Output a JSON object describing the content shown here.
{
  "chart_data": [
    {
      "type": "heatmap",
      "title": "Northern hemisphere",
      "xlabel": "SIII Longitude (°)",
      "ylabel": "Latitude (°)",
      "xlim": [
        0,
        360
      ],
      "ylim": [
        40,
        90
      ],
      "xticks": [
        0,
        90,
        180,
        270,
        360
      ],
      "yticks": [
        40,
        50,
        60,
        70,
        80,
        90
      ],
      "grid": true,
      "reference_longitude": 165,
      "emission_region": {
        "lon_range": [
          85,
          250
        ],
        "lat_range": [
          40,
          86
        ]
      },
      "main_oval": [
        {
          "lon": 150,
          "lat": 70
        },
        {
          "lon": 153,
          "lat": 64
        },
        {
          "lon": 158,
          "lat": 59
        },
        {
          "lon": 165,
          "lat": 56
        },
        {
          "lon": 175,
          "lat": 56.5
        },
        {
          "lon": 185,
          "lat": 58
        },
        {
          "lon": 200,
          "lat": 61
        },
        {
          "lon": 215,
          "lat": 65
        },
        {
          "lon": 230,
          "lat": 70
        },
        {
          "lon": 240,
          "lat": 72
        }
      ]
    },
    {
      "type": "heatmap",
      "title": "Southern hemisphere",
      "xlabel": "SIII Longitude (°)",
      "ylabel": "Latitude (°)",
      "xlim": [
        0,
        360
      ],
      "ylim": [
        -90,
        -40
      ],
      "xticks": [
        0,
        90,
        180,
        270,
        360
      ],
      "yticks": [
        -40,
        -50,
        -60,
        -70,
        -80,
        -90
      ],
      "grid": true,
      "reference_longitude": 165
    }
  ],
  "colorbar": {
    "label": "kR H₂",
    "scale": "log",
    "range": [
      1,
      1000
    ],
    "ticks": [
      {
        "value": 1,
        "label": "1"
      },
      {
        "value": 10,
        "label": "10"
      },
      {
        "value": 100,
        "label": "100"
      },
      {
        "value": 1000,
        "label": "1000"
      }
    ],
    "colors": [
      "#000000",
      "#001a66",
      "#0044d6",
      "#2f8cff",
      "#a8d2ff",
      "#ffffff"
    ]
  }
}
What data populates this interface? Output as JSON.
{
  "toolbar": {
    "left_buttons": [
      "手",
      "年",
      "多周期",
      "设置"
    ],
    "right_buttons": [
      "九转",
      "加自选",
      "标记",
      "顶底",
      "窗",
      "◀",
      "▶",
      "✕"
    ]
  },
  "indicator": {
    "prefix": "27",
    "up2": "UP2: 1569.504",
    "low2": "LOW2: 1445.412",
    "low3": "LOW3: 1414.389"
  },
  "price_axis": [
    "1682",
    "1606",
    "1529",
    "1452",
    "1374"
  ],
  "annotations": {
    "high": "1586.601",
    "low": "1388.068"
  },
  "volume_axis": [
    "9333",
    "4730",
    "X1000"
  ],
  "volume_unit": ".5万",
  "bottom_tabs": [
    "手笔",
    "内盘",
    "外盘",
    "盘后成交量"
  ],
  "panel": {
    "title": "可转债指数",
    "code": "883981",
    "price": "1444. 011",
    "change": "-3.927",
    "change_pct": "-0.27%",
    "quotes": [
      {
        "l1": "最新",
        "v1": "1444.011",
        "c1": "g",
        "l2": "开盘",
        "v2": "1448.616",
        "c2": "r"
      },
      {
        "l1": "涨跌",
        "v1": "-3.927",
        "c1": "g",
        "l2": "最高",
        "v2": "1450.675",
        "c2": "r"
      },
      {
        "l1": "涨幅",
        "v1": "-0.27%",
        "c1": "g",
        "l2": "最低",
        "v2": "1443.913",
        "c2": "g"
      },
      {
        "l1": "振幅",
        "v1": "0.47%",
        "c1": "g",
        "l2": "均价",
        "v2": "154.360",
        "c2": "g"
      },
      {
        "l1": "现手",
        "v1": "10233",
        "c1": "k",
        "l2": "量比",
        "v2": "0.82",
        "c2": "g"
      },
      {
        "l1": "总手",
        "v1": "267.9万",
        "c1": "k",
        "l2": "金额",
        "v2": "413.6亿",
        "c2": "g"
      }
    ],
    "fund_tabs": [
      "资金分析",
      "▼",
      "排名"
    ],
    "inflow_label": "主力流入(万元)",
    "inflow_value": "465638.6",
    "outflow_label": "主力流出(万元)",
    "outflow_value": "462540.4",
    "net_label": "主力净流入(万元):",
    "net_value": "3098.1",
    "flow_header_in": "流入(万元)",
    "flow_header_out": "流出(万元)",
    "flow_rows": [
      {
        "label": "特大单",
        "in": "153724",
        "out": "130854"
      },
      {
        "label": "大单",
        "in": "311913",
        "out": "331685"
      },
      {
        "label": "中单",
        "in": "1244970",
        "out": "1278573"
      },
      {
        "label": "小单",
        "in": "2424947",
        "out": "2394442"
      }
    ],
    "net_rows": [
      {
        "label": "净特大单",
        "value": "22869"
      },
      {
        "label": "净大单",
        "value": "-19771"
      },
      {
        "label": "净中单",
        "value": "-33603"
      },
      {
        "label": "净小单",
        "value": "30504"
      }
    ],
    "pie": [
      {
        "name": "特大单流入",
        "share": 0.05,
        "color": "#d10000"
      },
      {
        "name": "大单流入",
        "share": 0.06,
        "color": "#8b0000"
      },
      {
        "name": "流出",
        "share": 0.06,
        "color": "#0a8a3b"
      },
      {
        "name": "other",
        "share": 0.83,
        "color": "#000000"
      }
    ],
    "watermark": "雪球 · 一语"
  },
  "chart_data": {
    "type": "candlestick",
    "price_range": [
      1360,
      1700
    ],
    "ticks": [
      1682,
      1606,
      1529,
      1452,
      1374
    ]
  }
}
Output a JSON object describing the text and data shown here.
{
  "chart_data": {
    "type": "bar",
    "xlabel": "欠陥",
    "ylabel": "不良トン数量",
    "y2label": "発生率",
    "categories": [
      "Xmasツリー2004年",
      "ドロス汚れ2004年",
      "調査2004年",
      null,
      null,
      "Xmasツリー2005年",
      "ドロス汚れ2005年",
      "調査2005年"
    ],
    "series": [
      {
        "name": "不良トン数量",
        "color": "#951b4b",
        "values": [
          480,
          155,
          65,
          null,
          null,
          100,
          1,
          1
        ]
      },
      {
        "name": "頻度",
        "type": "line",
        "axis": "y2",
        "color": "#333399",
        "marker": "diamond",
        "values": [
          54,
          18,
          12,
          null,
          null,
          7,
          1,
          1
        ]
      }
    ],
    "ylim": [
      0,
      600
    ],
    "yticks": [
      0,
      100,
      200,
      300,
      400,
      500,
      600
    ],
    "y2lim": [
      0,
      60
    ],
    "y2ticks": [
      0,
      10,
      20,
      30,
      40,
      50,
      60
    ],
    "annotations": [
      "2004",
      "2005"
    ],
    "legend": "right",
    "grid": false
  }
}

────────

Task statement: Output all of the material exactly as written.

Written response:
Output a JSON object describing the content shown here.
{
  "chart_data": [
    {
      "type": "heatmap",
      "title": "Northern hemisphere",
      "xlabel": "SIII Longitude (°)",
      "ylabel": "Latitude (°)",
      "xlim": [
        0,
        360
      ],
      "ylim": [
        40,
        90
      ],
      "xticks": [
        0,
        90,
        180,
        270,
        360
      ],
      "yticks": [
        40,
        50,
        60,
        70,
        80,
        90
      ],
      "grid": true,
      "reference_longitude": 165,
      "emission_region": {
        "lon_range": [
          85,
          250
        ],
        "lat_range": [
          40,
          86
        ]
      },
      "main_oval": [
        {
          "lon": 150,
          "lat": 70
        },
        {
          "lon": 153,
          "lat": 64
        },
        {
          "lon": 158,
          "lat": 59
        },
        {
          "lon": 165,
          "lat": 56
        },
        {
          "lon": 175,
          "lat": 56.5
        },
        {
          "lon": 185,
          "lat": 58
        },
        {
          "lon": 200,
          "lat": 61
        },
        {
          "lon": 215,
          "lat": 65
        },
        {
          "lon": 230,
          "lat": 70
        },
        {
          "lon": 240,
          "lat": 72
        }
      ]
    },
    {
      "type": "heatmap",
      "title": "Southern hemisphere",
      "xlabel": "SIII Longitude (°)",
      "ylabel": "Latitude (°)",
      "xlim": [
        0,
        360
      ],
      "ylim": [
        -90,
        -40
      ],
      "xticks": [
        0,
        90,
        180,
        270,
        360
      ],
      "yticks": [
        -40,
        -50,
        -60,
        -70,
        -80,
        -90
      ],
      "grid": true,
      "reference_longitude": 165
    }
  ],
  "colorbar": {
    "label": "kR H₂",
    "scale": "log",
    "range": [
      1,
      1000
    ],
    "ticks": [
      {
        "value": 1,
        "label": "1"
      },
      {
        "value": 10,
        "label": "10"
      },
      {
        "value": 100,
        "label": "100"
      },
      {
        "value": 1000,
        "label": "1000"
      }
    ],
    "colors": [
      "#000000",
      "#001a66",
      "#0044d6",
      "#2f8cff",
      "#a8d2ff",
      "#ffffff"
    ]
  }
}
What data populates this interface? Output as JSON.
{
  "toolbar": {
    "left_buttons": [
      "手",
      "年",
      "多周期",
      "设置"
    ],
    "right_buttons": [
      "九转",
      "加自选",
      "标记",
      "顶底",
      "窗",
      "◀",
      "▶",
      "✕"
    ]
  },
  "indicator": {
    "prefix": "27",
    "up2": "UP2: 1569.504",
    "low2": "LOW2: 1445.412",
    "low3": "LOW3: 1414.389"
  },
  "price_axis": [
    "1682",
    "1606",
    "1529",
    "1452",
    "1374"
  ],
  "annotations": {
    "high": "1586.601",
    "low": "1388.068"
  },
  "volume_axis": [
    "9333",
    "4730",
    "X1000"
  ],
  "volume_unit": ".5万",
  "bottom_tabs": [
    "手笔",
    "内盘",
    "外盘",
    "盘后成交量"
  ],
  "panel": {
    "title": "可转债指数",
    "code": "883981",
    "price": "1444. 011",
    "change": "-3.927",
    "change_pct": "-0.27%",
    "quotes": [
      {
        "l1": "最新",
        "v1": "1444.011",
        "c1": "g",
        "l2": "开盘",
        "v2": "1448.616",
        "c2": "r"
      },
      {
        "l1": "涨跌",
        "v1": "-3.927",
        "c1": "g",
        "l2": "最高",
        "v2": "1450.675",
        "c2": "r"
      },
      {
        "l1": "涨幅",
        "v1": "-0.27%",
        "c1": "g",
        "l2": "最低",
        "v2": "1443.913",
        "c2": "g"
      },
      {
        "l1": "振幅",
        "v1": "0.47%",
        "c1": "g",
        "l2": "均价",
        "v2": "154.360",
        "c2": "g"
      },
      {
        "l1": "现手",
        "v1": "10233",
        "c1": "k",
        "l2": "量比",
        "v2": "0.82",
        "c2": "g"
      },
      {
        "l1": "总手",
        "v1": "267.9万",
        "c1": "k",
        "l2": "金额",
        "v2": "413.6亿",
        "c2": "g"
      }
    ],
    "fund_tabs": [
      "资金分析",
      "▼",
      "排名"
    ],
    "inflow_label": "主力流入(万元)",
    "inflow_value": "465638.6",
    "outflow_label": "主力流出(万元)",
    "outflow_value": "462540.4",
    "net_label": "主力净流入(万元):",
    "net_value": "3098.1",
    "flow_header_in": "流入(万元)",
    "flow_header_out": "流出(万元)",
    "flow_rows": [
      {
        "label": "特大单",
        "in": "153724",
        "out": "130854"
      },
      {
        "label": "大单",
        "in": "311913",
        "out": "331685"
      },
      {
        "label": "中单",
        "in": "1244970",
        "out": "1278573"
      },
      {
        "label": "小单",
        "in": "2424947",
        "out": "2394442"
      }
    ],
    "net_rows": [
      {
        "label": "净特大单",
        "value": "22869"
      },
      {
        "label": "净大单",
        "value": "-19771"
      },
      {
        "label": "净中单",
        "value": "-33603"
      },
      {
        "label": "净小单",
        "value": "30504"
      }
    ],
    "pie": [
      {
        "name": "特大单流入",
        "share": 0.05,
        "color": "#d10000"
      },
      {
        "name": "大单流入",
        "share": 0.06,
        "color": "#8b0000"
      },
      {
        "name": "流出",
        "share": 0.06,
        "color": "#0a8a3b"
      },
      {
        "name": "other",
        "share": 0.83,
        "color": "#000000"
      }
    ],
    "watermark": "雪球 · 一语"
  },
  "chart_data": {
    "type": "candlestick",
    "price_range": [
      1360,
      1700
    ],
    "ticks": [
      1682,
      1606,
      1529,
      1452,
      1374
    ]
  }
}
Output a JSON object describing the text and data shown here.
{
  "chart_data": {
    "type": "bar",
    "xlabel": "欠陥",
    "ylabel": "不良トン数量",
    "y2label": "発生率",
    "categories": [
      "Xmasツリー2004年",
      "ドロス汚れ2004年",
      "調査2004年",
      null,
      null,
      "Xmasツリー2005年",
      "ドロス汚れ2005年",
      "調査2005年"
    ],
    "series": [
      {
        "name": "不良トン数量",
        "color": "#951b4b",
        "values": [
          480,
          155,
          65,
          null,
          null,
          100,
          1,
          1
        ]
      },
      {
        "name": "頻度",
        "type": "line",
        "axis": "y2",
        "color": "#333399",
        "marker": "diamond",
        "values": [
          54,
          18,
          12,
          null,
          null,
          7,
          1,
          1
        ]
      }
    ],
    "ylim": [
      0,
      600
    ],
    "yticks": [
      0,
      100,
      200,
      300,
      400,
      500,
      600
    ],
    "y2lim": [
      0,
      60
    ],
    "y2ticks": [
      0,
      10,
      20,
      30,
      40,
      50,
      60
    ],
    "annotations": [
      "2004",
      "2005"
    ],
    "legend": "right",
    "grid": false
  }
}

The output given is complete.